## Given task
Restate every entry word for word.

start

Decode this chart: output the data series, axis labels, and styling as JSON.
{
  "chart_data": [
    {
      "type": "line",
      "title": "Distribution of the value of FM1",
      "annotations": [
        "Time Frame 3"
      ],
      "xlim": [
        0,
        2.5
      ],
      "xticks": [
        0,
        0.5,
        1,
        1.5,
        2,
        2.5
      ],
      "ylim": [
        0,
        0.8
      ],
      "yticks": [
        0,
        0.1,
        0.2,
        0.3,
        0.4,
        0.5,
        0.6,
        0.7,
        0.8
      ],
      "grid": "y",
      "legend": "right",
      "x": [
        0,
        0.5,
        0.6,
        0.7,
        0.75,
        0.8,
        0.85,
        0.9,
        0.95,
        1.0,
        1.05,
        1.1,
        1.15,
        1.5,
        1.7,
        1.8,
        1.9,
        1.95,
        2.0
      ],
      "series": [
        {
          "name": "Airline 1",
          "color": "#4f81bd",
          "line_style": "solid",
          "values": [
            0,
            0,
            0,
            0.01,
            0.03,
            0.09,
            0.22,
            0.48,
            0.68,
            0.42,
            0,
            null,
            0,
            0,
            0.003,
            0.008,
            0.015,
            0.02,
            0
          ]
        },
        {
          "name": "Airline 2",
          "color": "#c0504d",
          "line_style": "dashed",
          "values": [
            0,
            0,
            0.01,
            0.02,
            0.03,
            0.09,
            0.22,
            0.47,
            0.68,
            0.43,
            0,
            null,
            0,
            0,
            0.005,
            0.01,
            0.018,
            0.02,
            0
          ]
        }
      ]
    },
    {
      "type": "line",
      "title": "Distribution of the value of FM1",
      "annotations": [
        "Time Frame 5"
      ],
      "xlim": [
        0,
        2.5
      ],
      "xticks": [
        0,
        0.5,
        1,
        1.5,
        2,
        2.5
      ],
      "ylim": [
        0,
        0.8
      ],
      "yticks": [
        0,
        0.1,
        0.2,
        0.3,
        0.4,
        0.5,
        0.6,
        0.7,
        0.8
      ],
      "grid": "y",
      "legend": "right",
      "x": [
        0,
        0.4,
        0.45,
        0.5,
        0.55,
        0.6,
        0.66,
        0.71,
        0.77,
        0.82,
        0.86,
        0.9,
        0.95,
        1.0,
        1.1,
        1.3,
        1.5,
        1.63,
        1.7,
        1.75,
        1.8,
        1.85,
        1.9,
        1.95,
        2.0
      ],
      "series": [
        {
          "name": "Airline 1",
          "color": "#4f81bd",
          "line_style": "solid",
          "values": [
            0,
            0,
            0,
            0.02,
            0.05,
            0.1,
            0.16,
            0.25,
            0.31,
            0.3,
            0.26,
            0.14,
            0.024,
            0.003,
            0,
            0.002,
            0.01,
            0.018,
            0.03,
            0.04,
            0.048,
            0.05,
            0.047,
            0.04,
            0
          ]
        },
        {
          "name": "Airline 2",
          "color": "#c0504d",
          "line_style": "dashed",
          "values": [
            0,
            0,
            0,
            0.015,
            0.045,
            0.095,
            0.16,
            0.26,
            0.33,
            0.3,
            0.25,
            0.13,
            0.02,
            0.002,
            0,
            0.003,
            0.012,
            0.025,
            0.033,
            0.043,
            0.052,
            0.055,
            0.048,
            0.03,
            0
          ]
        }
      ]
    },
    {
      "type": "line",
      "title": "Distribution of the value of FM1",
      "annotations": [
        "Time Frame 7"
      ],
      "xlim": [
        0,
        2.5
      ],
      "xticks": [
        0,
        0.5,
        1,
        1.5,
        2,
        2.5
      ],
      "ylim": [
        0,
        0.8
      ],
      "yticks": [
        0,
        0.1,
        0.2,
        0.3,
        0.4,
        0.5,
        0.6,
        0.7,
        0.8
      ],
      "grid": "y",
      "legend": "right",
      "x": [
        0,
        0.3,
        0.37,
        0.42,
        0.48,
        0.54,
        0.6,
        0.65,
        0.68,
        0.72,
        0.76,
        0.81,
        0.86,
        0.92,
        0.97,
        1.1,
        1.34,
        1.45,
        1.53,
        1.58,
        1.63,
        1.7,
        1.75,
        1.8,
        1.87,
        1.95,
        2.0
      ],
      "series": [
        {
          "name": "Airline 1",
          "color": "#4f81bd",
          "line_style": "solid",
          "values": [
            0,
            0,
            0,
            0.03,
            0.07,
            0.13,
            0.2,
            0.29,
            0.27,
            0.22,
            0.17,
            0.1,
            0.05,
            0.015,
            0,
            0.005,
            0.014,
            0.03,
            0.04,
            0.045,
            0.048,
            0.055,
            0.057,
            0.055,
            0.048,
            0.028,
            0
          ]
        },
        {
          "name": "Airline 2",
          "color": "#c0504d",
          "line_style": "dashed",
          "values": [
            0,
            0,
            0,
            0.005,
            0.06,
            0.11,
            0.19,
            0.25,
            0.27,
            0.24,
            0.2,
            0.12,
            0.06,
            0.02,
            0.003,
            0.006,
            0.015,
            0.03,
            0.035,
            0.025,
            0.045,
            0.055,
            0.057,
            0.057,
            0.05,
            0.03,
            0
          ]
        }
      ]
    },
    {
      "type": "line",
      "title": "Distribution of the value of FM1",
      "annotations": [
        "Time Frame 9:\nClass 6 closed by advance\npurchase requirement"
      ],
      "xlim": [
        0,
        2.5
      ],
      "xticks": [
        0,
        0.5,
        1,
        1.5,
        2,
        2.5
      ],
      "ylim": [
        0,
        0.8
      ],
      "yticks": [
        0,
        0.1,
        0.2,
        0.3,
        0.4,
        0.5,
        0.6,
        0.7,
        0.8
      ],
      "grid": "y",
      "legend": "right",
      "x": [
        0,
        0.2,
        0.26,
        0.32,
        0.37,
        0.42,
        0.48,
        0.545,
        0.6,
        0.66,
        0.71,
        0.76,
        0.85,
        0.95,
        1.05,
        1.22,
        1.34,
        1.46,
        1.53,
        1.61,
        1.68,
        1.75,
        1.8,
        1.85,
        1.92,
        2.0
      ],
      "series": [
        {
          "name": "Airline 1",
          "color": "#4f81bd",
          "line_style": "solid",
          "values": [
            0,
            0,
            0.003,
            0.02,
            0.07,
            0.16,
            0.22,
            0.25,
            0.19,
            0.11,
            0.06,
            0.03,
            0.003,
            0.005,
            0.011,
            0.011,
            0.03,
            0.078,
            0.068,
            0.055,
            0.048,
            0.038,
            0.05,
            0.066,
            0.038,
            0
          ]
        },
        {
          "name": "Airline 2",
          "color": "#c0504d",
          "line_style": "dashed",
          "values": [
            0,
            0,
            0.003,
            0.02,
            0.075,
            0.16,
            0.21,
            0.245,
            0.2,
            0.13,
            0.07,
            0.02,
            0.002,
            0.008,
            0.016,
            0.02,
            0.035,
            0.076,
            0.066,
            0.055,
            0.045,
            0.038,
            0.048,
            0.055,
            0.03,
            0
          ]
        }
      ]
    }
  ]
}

end

## Exercise response
Decode this chart: output the data series, axis labels, and styling as JSON.
{
  "chart_data": [
    {
      "type": "line",
      "title": "Distribution of the value of FM1",
      "annotations": [
        "Time Frame 3"
      ],
      "xlim": [
        0,
        2.5
      ],
      "xticks": [
        0,
        0.5,
        1,
        1.5,
        2,
        2.5
      ],
      "ylim": [
        0,
        0.8
      ],
      "yticks": [
        0,
        0.1,
        0.2,
        0.3,
        0.4,
        0.5,
        0.6,
        0.7,
        0.8
      ],
      "grid": "y",
      "legend": "right",
      "x": [
        0,
        0.5,
        0.6,
        0.7,
        0.75,
        0.8,
        0.85,
        0.9,
        0.95,
        1.0,
        1.05,
        1.1,
        1.15,
        1.5,
        1.7,
        1.8,
        1.9,
        1.95,
        2.0
      ],
      "series": [
        {
          "name": "Airline 1",
          "color": "#4f81bd",
          "line_style": "solid",
          "values": [
            0,
            0,
            0,
            0.01,
            0.03,
            0.09,
            0.22,
            0.48,
            0.68,
            0.42,
            0,
            null,
            0,
            0,
            0.003,
            0.008,
            0.015,
            0.02,
            0
          ]
        },
        {
          "name": "Airline 2",
          "color": "#c0504d",
          "line_style": "dashed",
          "values": [
            0,
            0,
            0.01,
            0.02,
            0.03,
            0.09,
            0.22,
            0.47,
            0.68,
            0.43,
            0,
            null,
            0,
            0,
            0.005,
            0.01,
            0.018,
            0.02,
            0
          ]
        }
      ]
    },
    {
      "type": "line",
      "title": "Distribution of the value of FM1",
      "annotations": [
        "Time Frame 5"
      ],
      "xlim": [
        0,
        2.5
      ],
      "xticks": [
        0,
        0.5,
        1,
        1.5,
        2,
        2.5
      ],
      "ylim": [
        0,
        0.8
      ],
      "yticks": [
        0,
        0.1,
        0.2,
        0.3,
        0.4,
        0.5,
        0.6,
        0.7,
        0.8
      ],
      "grid": "y",
      "legend": "right",
      "x": [
        0,
        0.4,
        0.45,
        0.5,
        0.55,
        0.6,
        0.66,
        0.71,
        0.77,
        0.82,
        0.86,
        0.9,
        0.95,
        1.0,
        1.1,
        1.3,
        1.5,
        1.63,
        1.7,
        1.75,
        1.8,
        1.85,
        1.9,
        1.95,
        2.0
      ],
      "series": [
        {
          "name": "Airline 1",
          "color": "#4f81bd",
          "line_style": "solid",
          "values": [
            0,
            0,
            0,
            0.02,
            0.05,
            0.1,
            0.16,
            0.25,
            0.31,
            0.3,
            0.26,
            0.14,
            0.024,
            0.003,
            0,
            0.002,
            0.01,
            0.018,
            0.03,
            0.04,
            0.048,
            0.05,
            0.047,
            0.04,
            0
          ]
        },
        {
          "name": "Airline 2",
          "color": "#c0504d",
          "line_style": "dashed",
          "values": [
            0,
            0,
            0,
            0.015,
            0.045,
            0.095,
            0.16,
            0.26,
            0.33,
            0.3,
            0.25,
            0.13,
            0.02,
            0.002,
            0,
            0.003,
            0.012,
            0.025,
            0.033,
            0.043,
            0.052,
            0.055,
            0.048,
            0.03,
            0
          ]
        }
      ]
    },
    {
      "type": "line",
      "title": "Distribution of the value of FM1",
      "annotations": [
        "Time Frame 7"
      ],
      "xlim": [
        0,
        2.5
      ],
      "xticks": [
        0,
        0.5,
        1,
        1.5,
        2,
        2.5
      ],
      "ylim": [
        0,
        0.8
      ],
      "yticks": [
        0,
        0.1,
        0.2,
        0.3,
        0.4,
        0.5,
        0.6,
        0.7,
        0.8
      ],
      "grid": "y",
      "legend": "right",
      "x": [
        0,
        0.3,
        0.37,
        0.42,
        0.48,
        0.54,
        0.6,
        0.65,
        0.68,
        0.72,
        0.76,
        0.81,
        0.86,
        0.92,
        0.97,
        1.1,
        1.34,
        1.45,
        1.53,
        1.58,
        1.63,
        1.7,
        1.75,
        1.8,
        1.87,
        1.95,
        2.0
      ],
      "series": [
        {
          "name": "Airline 1",
          "color": "#4f81bd",
          "line_style": "solid",
          "values": [
            0,
            0,
            0,
            0.03,
            0.07,
            0.13,
            0.2,
            0.29,
            0.27,
            0.22,
            0.17,
            0.1,
            0.05,
            0.015,
            0,
            0.005,
            0.014,
            0.03,
            0.04,
            0.045,
            0.048,
            0.055,
            0.057,
            0.055,
            0.048,
            0.028,
            0
          ]
        },
        {
          "name": "Airline 2",
          "color": "#c0504d",
          "line_style": "dashed",
          "values": [
            0,
            0,
            0,
            0.005,
            0.06,
            0.11,
            0.19,
            0.25,
            0.27,
            0.24,
            0.2,
            0.12,
            0.06,
            0.02,
            0.003,
            0.006,
            0.015,
            0.03,
            0.035,
            0.025,
            0.045,
            0.055,
            0.057,
            0.057,
            0.05,
            0.03,
            0
          ]
        }
      ]
    },
    {
      "type": "line",
      "title": "Distribution of the value of FM1",
      "annotations": [
        "Time Frame 9:\nClass 6 closed by advance\npurchase requirement"
      ],
      "xlim": [
        0,
        2.5
      ],
      "xticks": [
        0,
        0.5,
        1,
        1.5,
        2,
        2.5
      ],
      "ylim": [
        0,
        0.8
      ],
      "yticks": [
        0,
        0.1,
        0.2,
        0.3,
        0.4,
        0.5,
        0.6,
        0.7,
        0.8
      ],
      "grid": "y",
      "legend": "right",
      "x": [
        0,
        0.2,
        0.26,
        0.32,
        0.37,
        0.42,
        0.48,
        0.545,
        0.6,
        0.66,
        0.71,
        0.76,
        0.85,
        0.95,
        1.05,
        1.22,
        1.34,
        1.46,
        1.53,
        1.61,
        1.68,
        1.75,
        1.8,
        1.85,
        1.92,
        2.0
      ],
      "series": [
        {
          "name": "Airline 1",
          "color": "#4f81bd",
          "line_style": "solid",
          "values": [
            0,
            0,
            0.003,
            0.02,
            0.07,
            0.16,
            0.22,
            0.25,
            0.19,
            0.11,
            0.06,
            0.03,
            0.003,
            0.005,
            0.011,
            0.011,
            0.03,
            0.078,
            0.068,
            0.055,
            0.048,
            0.038,
            0.05,
            0.066,
            0.038,
            0
          ]
        },
        {
          "name": "Airline 2",
          "color": "#c0504d",
          "line_style": "dashed",
          "values": [
            0,
            0,
            0.003,
            0.02,
            0.075,
            0.16,
            0.21,
            0.245,
            0.2,
            0.13,
            0.07,
            0.02,
            0.002,
            0.008,
            0.016,
            0.02,
            0.035,
            0.076,
            0.066,
            0.055,
            0.045,
            0.038,
            0.048,
            0.055,
            0.03,
            0
          ]
        }
      ]
    }
  ]
}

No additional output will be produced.